▶ **EXERCISE REQUIREMENTS**: Reproduce the passage of the biathlete profile from "At the Nov." to "the men's relay.", swapping "Ostersund" for "Östersund".

▶ **EXTRACT PROVIDED**:
- - -

Nathan Smith

Personal information
- Full name: Nathan Smith
- Born: 25 December 1985 (age 40) Calgary, Alberta, Canada
- Height: 1.76 m (5 ft 9 in)

Sport

Professional information
- Sport: Biathlon
- World Cup debut: 4 January 2007

Olympic Games
- Teams: 2 (2014)(2018)
- Medals: 0

World Championships
- Teams: 6 (2008, 2011, 2012, 2013, 2015, 2016)
- Medals: 2

World Cup
- Seasons: 10 (2006/07–)
- Individual victories: 1
- All victories: 1
- Individual podiums: 5
- All podiums: 5

Medal record
World Championships
| Silver medal – second place | 2015 Kontiolahti | 10 km sprint |
| Bronze medal – third place | 2016 Oslo | 4 × 7.5 km relay |
Junior World Championships
| Bronze medal – third place | 2005 Kontiolahti | 4 × 7.5 km relay |

= Nathan Smith (biathlete) =

Canadian biathlete

Nathan Smith (born 25 December 1985) is a Canadian biathlete.

==Career==
Smith competed for Canada at the 2014 Winter Olympics.

At the 2015 Biathlon World Championships in Kontiolahti, Finland in the 10 km Sprint event Nathan won Silver. He was the first Canadian male biathlete to medal at a World Championship.

At the 2015 Biathlon World Cup event in Khanty-Mansiysk, Russia Nathan Smith won the first biathlon World Cup gold medal of his career in the Men's 12.5 km pursuit race.

At the Nov. 29, 2015 IBU World Cup in Ostersund, Sweden Canada's Rosanna Crawford and Nathan Smith teamed up to win the silver medal in the season-opening single mixed relay. The top five results in this race were as follows: 1. Norway, 36:27.3; 2. Canada (Rosanna Crawford/Canmore, Alta., Nathan Smith/Calgary), 36:39.2; 3. Germany, 36:40.5; 4. Sweden, 36:51.7; 5. Russia, 37:09.1

At the 2016 Biathlon World Championships in Holmenkollen, Norway on March 12 Nathan Smith teamed up with Christian Gow, Scott Gow, and Brendan Green to win the bronze medal in the men's relay.

- - -

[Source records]
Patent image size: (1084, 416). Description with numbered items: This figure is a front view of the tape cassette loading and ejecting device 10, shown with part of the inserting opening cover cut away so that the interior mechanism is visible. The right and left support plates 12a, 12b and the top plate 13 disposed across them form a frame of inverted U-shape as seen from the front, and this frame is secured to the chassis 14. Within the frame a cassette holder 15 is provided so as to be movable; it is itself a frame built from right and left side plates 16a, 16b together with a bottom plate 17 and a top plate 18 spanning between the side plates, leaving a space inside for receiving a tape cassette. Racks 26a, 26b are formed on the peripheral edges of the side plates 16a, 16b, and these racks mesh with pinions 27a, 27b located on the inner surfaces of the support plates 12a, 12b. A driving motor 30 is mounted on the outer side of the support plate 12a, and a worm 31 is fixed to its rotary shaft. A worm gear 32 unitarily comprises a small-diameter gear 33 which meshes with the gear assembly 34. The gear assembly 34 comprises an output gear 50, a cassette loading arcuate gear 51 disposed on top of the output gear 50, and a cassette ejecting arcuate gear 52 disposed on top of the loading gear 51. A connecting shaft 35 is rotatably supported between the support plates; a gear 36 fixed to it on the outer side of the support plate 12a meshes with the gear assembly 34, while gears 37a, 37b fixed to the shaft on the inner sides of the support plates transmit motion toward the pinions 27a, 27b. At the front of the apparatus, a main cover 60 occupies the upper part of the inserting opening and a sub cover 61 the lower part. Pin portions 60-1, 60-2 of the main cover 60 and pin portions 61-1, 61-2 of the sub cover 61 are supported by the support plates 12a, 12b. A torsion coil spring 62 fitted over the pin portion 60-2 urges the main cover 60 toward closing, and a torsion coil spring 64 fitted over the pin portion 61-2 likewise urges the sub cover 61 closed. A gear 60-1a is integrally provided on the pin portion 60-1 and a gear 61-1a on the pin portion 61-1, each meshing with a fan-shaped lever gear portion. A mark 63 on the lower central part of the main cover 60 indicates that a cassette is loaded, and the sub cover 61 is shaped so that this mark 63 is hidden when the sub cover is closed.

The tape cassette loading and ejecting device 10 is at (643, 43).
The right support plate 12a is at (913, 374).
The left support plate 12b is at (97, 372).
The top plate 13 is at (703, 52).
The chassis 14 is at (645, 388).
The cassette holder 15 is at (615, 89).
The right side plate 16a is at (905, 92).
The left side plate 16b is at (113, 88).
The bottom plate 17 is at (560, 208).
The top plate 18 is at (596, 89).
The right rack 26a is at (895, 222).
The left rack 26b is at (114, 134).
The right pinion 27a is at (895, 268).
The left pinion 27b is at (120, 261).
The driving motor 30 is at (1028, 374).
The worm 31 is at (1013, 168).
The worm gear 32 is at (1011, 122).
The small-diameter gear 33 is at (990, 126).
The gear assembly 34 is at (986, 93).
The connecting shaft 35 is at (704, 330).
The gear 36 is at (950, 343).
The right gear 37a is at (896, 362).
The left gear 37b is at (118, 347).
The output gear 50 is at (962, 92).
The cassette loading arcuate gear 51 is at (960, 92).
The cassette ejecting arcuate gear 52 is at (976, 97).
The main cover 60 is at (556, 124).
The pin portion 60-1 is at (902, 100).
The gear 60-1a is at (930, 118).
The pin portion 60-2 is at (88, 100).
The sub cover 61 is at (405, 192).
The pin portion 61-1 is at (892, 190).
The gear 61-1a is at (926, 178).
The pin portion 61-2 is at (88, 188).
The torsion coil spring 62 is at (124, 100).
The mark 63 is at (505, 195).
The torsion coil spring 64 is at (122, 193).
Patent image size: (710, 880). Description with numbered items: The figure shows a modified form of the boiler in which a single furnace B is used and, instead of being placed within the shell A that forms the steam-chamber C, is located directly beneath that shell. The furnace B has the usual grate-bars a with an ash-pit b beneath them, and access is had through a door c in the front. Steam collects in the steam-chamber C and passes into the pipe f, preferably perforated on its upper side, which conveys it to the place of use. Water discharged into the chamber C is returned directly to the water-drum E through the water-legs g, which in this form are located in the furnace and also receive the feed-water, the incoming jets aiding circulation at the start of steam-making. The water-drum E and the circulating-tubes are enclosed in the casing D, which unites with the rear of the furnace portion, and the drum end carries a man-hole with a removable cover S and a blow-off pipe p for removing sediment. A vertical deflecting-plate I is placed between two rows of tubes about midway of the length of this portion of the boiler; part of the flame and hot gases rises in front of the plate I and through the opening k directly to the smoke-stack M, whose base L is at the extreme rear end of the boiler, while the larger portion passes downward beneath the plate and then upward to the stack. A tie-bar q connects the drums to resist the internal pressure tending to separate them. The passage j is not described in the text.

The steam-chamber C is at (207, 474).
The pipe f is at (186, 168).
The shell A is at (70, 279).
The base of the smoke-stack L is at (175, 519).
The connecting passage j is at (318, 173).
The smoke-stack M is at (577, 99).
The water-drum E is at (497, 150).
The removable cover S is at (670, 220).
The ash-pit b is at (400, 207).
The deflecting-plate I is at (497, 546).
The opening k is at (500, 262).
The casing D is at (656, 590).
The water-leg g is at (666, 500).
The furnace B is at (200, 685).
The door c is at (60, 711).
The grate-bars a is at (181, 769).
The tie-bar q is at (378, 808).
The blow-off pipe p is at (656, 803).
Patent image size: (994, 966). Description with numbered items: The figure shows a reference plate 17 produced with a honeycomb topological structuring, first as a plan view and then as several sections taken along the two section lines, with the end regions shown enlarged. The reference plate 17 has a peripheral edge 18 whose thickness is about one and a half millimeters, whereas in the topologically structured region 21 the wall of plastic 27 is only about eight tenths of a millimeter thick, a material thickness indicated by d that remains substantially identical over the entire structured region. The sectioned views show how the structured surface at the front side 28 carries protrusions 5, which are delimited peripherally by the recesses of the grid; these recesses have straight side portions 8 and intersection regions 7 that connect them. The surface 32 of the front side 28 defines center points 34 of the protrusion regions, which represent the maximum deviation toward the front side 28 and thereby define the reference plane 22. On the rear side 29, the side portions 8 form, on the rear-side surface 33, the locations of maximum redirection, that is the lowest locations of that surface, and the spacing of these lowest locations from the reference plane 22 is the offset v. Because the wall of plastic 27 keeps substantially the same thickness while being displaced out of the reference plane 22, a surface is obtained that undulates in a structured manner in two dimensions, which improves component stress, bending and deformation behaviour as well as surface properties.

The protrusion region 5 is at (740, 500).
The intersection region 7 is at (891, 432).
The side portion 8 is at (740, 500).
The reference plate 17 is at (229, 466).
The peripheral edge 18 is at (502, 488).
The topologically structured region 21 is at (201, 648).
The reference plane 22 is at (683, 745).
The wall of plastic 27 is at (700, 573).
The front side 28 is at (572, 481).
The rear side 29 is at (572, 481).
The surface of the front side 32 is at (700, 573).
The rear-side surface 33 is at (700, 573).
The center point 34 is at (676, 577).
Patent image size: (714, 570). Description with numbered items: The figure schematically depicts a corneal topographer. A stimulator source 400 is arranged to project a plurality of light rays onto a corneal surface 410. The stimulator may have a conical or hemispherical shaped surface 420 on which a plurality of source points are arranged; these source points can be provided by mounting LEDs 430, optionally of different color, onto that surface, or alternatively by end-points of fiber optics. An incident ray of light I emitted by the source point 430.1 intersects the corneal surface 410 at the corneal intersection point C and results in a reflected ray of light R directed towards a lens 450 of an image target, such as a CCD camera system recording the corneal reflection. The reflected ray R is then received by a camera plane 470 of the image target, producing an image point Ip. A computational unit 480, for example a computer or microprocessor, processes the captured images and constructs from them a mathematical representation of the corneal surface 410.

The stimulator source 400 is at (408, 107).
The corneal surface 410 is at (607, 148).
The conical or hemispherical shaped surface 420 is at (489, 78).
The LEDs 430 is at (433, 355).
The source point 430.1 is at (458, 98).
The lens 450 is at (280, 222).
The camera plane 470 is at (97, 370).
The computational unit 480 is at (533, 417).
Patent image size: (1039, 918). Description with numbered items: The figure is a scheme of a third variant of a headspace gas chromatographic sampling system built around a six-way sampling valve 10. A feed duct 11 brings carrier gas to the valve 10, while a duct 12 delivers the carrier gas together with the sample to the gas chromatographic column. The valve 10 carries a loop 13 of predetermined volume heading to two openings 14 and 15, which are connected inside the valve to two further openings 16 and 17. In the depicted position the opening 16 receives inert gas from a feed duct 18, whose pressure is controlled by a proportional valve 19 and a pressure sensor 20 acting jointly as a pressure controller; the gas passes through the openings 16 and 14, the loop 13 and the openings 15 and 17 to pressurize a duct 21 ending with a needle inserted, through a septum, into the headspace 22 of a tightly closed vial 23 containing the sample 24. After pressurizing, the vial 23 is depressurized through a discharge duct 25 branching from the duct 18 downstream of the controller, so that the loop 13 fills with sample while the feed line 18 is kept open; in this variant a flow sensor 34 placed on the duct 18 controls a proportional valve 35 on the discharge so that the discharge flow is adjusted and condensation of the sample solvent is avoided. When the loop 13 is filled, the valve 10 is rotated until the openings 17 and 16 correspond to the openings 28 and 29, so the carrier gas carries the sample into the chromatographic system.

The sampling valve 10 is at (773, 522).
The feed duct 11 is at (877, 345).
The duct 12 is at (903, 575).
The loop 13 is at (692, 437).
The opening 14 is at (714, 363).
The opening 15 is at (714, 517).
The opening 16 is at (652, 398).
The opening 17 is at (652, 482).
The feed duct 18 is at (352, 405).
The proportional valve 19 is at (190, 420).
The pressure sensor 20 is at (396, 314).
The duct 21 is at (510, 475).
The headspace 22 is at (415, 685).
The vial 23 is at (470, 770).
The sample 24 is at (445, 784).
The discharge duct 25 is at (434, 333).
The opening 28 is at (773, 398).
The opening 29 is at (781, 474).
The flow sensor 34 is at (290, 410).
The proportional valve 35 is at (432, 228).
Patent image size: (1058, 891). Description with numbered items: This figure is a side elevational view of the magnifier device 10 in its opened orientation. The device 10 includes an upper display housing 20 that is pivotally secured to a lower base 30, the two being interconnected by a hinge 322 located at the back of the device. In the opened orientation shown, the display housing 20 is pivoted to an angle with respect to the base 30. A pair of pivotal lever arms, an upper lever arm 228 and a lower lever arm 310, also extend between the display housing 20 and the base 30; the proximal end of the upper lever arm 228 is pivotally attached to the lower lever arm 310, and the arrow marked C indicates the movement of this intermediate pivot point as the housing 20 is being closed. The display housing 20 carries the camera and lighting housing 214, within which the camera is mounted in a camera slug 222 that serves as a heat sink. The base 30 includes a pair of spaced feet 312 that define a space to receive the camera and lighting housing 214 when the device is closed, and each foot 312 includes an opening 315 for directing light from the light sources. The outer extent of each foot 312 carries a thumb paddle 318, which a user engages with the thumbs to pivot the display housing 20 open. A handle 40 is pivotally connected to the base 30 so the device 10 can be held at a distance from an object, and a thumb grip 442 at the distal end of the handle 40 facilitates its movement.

- - -

▶ **YOUR RESPONSE**:
At the Nov. 29, 2015 IBU World Cup in Östersund, Sweden Canada's Rosanna Crawford and Nathan Smith teamed up to win the silver medal in the season-opening single mixed relay. The top five results in this race were as follows: 1. Norway, 36:27.3; 2. Canada (Rosanna Crawford/Canmore, Alta., Nathan Smith/Calgary), 36:39.2; 3. Germany, 36:40.5; 4. Sweden, 36:51.7; 5. Russia, 37:09.1

At the 2016 Biathlon World Championships in Holmenkollen, Norway on March 12 Nathan Smith teamed up with Christian Gow, Scott Gow, and Brendan Green to win the bronze medal in the men's relay.